◆ **GIVEN PROBLEM**: Below are some records; return each one exactly.

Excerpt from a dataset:
=-=-=-=-=

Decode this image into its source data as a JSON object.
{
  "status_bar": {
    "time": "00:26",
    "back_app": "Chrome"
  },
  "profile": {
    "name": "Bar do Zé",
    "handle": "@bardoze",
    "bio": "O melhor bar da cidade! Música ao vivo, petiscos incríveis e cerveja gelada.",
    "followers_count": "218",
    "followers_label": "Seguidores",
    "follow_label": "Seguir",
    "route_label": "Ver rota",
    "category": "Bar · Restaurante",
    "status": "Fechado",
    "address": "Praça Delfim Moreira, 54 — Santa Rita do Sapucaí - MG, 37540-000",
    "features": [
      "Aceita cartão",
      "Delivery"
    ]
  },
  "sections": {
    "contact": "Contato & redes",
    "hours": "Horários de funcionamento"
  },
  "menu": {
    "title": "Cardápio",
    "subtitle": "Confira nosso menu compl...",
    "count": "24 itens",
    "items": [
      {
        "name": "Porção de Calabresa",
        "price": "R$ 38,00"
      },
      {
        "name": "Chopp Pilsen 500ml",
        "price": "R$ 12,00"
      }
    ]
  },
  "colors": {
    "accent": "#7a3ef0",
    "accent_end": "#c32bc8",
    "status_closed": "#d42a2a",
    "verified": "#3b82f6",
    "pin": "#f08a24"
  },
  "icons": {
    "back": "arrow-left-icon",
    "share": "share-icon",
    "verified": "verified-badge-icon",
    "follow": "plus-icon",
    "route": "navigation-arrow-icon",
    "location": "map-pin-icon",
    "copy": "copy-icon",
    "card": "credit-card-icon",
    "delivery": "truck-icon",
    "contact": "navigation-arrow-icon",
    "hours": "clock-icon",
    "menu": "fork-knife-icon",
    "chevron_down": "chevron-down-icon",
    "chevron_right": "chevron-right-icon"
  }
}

=-=-=-=-=

◆ **COMPLETED EXERCISE**:
Decode this image into its source data as a JSON object.
{
  "status_bar": {
    "time": "00:26",
    "back_app": "Chrome"
  },
  "profile": {
    "name": "Bar do Zé",
    "handle": "@bardoze",
    "bio": "O melhor bar da cidade! Música ao vivo, petiscos incríveis e cerveja gelada.",
    "followers_count": "218",
    "followers_label": "Seguidores",
    "follow_label": "Seguir",
    "route_label": "Ver rota",
    "category": "Bar · Restaurante",
    "status": "Fechado",
    "address": "Praça Delfim Moreira, 54 — Santa Rita do Sapucaí - MG, 37540-000",
    "features": [
      "Aceita cartão",
      "Delivery"
    ]
  },
  "sections": {
    "contact": "Contato & redes",
    "hours": "Horários de funcionamento"
  },
  "menu": {
    "title": "Cardápio",
    "subtitle": "Confira nosso menu compl...",
    "count": "24 itens",
    "items": [
      {
        "name": "Porção de Calabresa",
        "price": "R$ 38,00"
      },
      {
        "name": "Chopp Pilsen 500ml",
        "price": "R$ 12,00"
      }
    ]
  },
  "colors": {
    "accent": "#7a3ef0",
    "accent_end": "#c32bc8",
    "status_closed": "#d42a2a",
    "verified": "#3b82f6",
    "pin": "#f08a24"
  },
  "icons": {
    "back": "arrow-left-icon",
    "share": "share-icon",
    "verified": "verified-badge-icon",
    "follow": "plus-icon",
    "route": "navigation-arrow-icon",
    "location": "map-pin-icon",
    "copy": "copy-icon",
    "card": "credit-card-icon",
    "delivery": "truck-icon",
    "contact": "navigation-arrow-icon",
    "hours": "clock-icon",
    "menu": "fork-knife-icon",
    "chevron_down": "chevron-down-icon",
    "chevron_right": "chevron-right-icon"
  }
}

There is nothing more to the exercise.